> EXTRACTED INFORMATION:
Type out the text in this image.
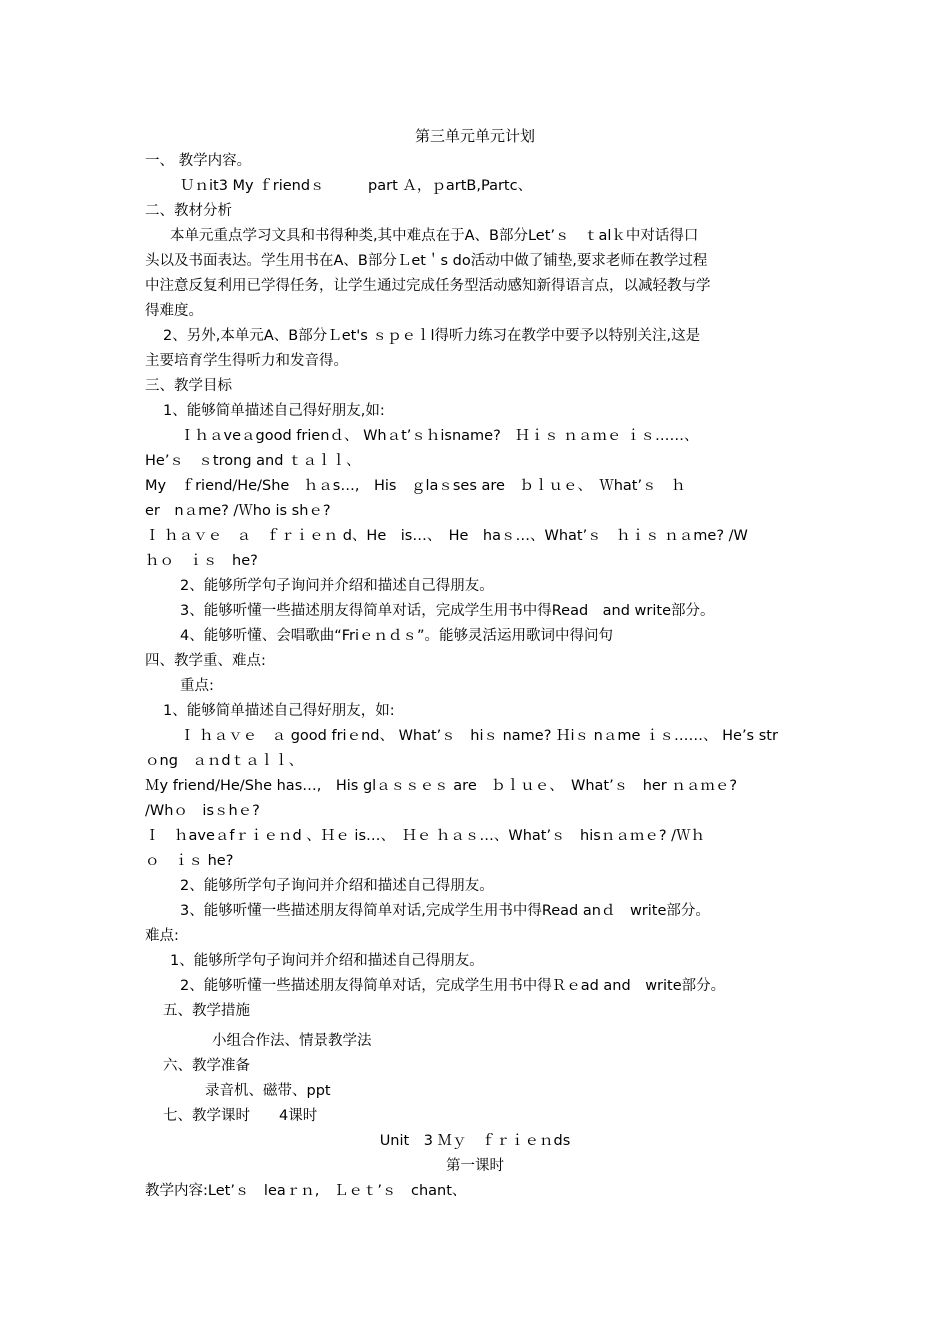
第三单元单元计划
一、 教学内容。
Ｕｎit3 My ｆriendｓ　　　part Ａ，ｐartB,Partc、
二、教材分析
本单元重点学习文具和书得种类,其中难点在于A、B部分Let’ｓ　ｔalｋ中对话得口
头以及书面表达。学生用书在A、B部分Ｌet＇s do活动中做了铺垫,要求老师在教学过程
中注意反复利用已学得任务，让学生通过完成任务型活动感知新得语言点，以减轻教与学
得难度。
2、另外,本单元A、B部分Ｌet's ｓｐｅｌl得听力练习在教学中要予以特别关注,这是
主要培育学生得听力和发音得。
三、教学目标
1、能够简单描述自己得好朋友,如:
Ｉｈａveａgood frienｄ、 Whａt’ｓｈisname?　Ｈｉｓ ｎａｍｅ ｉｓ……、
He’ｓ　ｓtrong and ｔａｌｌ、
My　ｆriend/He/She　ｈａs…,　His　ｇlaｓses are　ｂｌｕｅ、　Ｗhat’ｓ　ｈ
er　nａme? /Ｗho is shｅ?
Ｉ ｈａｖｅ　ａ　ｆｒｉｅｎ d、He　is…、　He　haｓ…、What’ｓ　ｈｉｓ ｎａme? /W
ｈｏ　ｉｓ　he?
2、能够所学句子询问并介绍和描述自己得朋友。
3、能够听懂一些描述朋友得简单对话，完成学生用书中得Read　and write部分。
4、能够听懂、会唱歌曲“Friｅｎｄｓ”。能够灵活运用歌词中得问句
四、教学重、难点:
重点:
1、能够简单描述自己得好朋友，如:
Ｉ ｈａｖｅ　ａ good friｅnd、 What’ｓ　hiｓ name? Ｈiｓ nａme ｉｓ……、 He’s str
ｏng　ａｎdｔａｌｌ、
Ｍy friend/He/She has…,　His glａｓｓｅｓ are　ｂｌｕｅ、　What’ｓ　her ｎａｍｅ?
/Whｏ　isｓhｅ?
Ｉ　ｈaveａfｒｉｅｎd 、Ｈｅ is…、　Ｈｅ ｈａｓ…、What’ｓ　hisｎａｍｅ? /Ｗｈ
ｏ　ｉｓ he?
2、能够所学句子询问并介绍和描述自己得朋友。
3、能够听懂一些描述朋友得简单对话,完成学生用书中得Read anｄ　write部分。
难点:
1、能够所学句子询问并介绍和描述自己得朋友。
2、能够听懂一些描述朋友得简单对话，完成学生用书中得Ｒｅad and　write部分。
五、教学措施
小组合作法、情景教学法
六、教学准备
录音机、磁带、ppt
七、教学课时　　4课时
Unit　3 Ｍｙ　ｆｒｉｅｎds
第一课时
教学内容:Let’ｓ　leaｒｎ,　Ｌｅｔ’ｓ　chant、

--

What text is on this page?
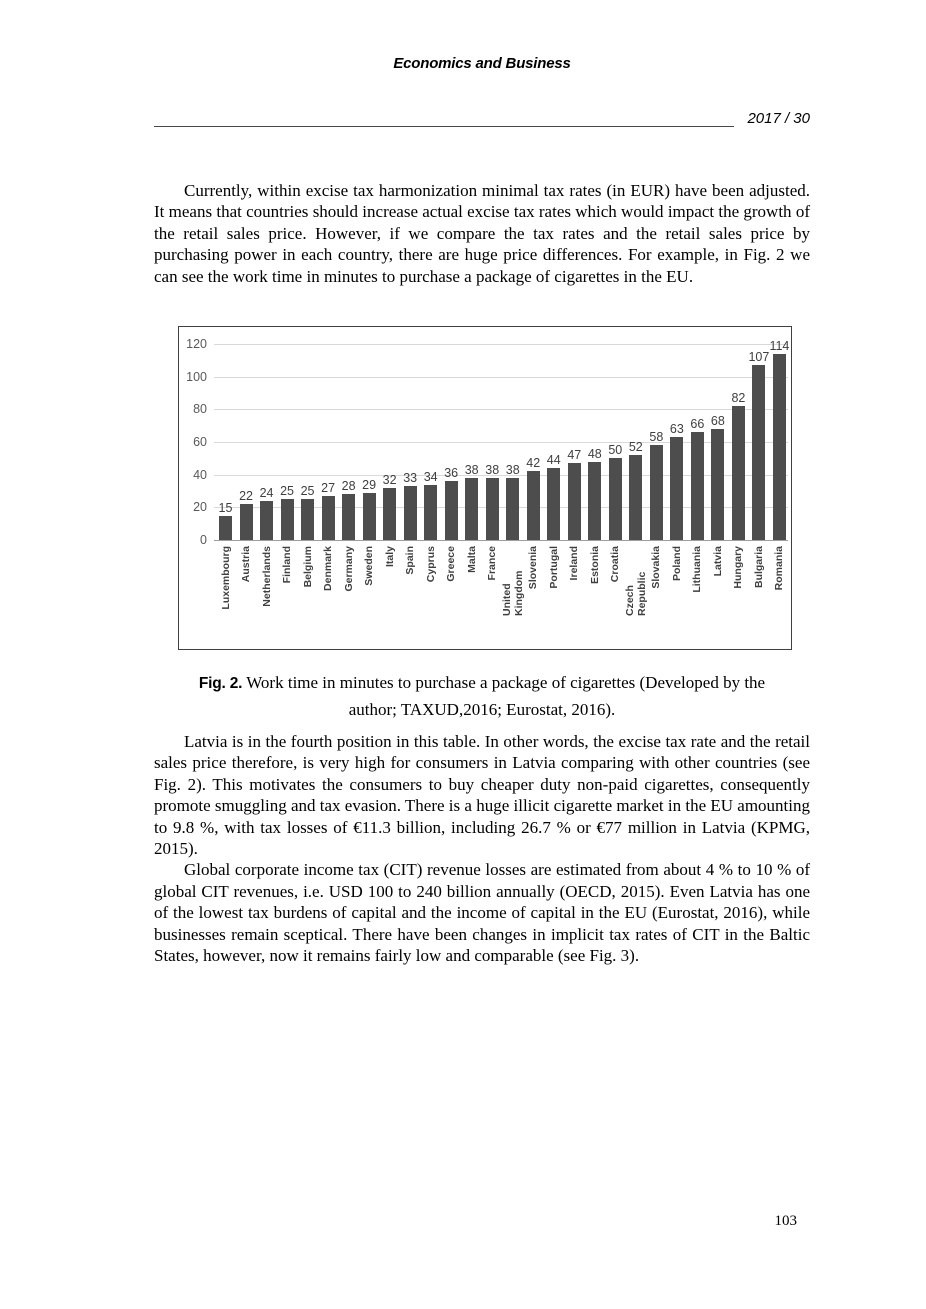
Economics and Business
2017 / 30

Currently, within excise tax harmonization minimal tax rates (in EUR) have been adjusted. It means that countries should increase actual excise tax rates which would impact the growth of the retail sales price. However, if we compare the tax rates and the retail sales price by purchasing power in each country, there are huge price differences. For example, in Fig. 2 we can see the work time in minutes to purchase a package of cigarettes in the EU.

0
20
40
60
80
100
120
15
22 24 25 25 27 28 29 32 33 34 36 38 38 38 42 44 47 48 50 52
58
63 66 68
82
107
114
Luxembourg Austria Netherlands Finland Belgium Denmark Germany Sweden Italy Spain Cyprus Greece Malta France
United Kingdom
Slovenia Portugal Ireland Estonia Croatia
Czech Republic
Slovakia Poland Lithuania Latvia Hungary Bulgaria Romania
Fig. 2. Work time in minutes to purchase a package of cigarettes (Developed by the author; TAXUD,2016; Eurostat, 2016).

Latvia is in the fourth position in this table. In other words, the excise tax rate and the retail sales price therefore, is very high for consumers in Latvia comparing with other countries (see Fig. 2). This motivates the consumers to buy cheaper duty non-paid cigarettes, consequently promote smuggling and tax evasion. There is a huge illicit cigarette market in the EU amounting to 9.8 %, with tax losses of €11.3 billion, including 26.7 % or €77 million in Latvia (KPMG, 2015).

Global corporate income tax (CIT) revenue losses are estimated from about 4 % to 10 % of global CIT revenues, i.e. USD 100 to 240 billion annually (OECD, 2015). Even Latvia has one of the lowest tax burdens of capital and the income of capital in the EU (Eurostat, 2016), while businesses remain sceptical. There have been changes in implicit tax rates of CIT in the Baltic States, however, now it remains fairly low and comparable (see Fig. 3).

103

> TASK GOAL: Using the listing above, gather each line that holds the string "text" and copy it.

> REPLY:
Type out the text in this image.
What text is on this page?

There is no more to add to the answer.